What is expected – Return all the entries exactly, keeping pictures out.

Data entries

----------------------------------------

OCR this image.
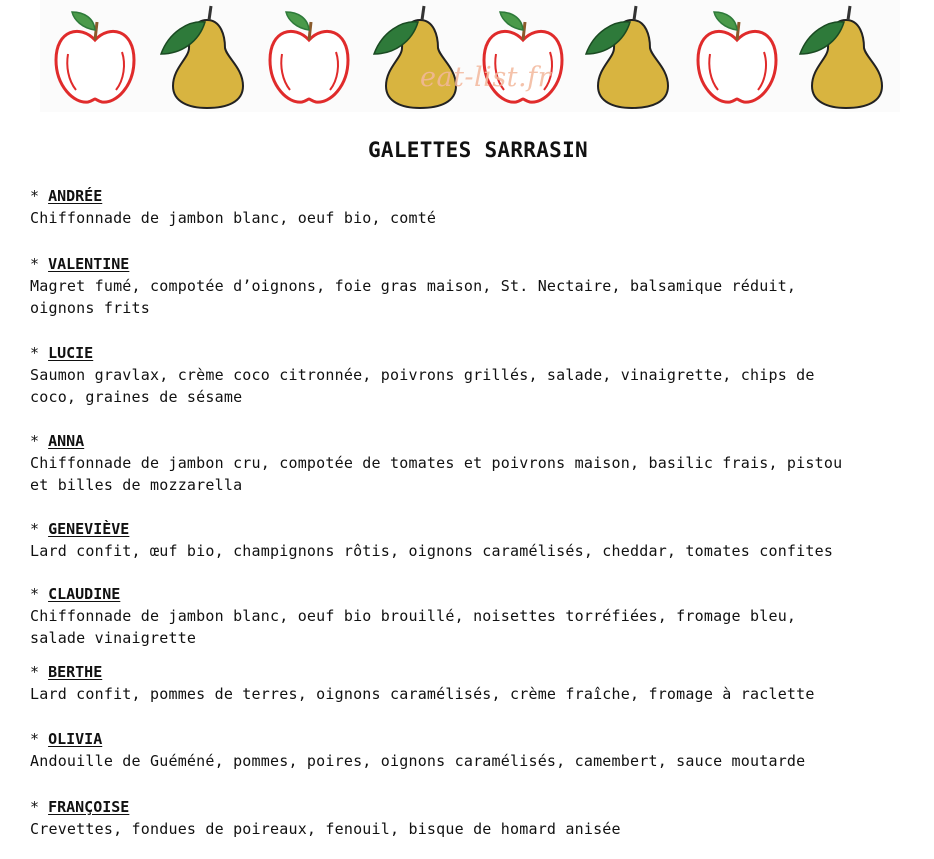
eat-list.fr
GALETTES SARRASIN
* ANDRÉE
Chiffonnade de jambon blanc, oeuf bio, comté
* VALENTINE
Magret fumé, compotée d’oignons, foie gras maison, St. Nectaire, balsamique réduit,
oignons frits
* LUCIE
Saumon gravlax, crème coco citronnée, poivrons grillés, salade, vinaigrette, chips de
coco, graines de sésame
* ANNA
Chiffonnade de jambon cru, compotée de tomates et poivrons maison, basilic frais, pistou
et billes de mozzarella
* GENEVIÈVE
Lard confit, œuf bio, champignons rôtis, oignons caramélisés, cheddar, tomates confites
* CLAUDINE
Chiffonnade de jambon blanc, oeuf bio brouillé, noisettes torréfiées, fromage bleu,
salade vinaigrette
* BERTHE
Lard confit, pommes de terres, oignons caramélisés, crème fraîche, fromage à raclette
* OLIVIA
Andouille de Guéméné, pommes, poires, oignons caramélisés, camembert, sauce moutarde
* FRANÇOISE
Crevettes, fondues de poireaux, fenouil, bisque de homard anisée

----------------------------------------

Reply to the exercise –
OCR this image.
eat-list.fr
GALETTES SARRASIN
* ANDRÉE
Chiffonnade de jambon blanc, oeuf bio, comté
* VALENTINE
Magret fumé, compotée d’oignons, foie gras maison, St. Nectaire, balsamique réduit,
oignons frits
* LUCIE
Saumon gravlax, crème coco citronnée, poivrons grillés, salade, vinaigrette, chips de
coco, graines de sésame
* ANNA
Chiffonnade de jambon cru, compotée de tomates et poivrons maison, basilic frais, pistou
et billes de mozzarella
* GENEVIÈVE
Lard confit, œuf bio, champignons rôtis, oignons caramélisés, cheddar, tomates confites
* CLAUDINE
Chiffonnade de jambon blanc, oeuf bio brouillé, noisettes torréfiées, fromage bleu,
salade vinaigrette
* BERTHE
Lard confit, pommes de terres, oignons caramélisés, crème fraîche, fromage à raclette
* OLIVIA
Andouille de Guéméné, pommes, poires, oignons caramélisés, camembert, sauce moutarde
* FRANÇOISE
Crevettes, fondues de poireaux, fenouil, bisque de homard anisée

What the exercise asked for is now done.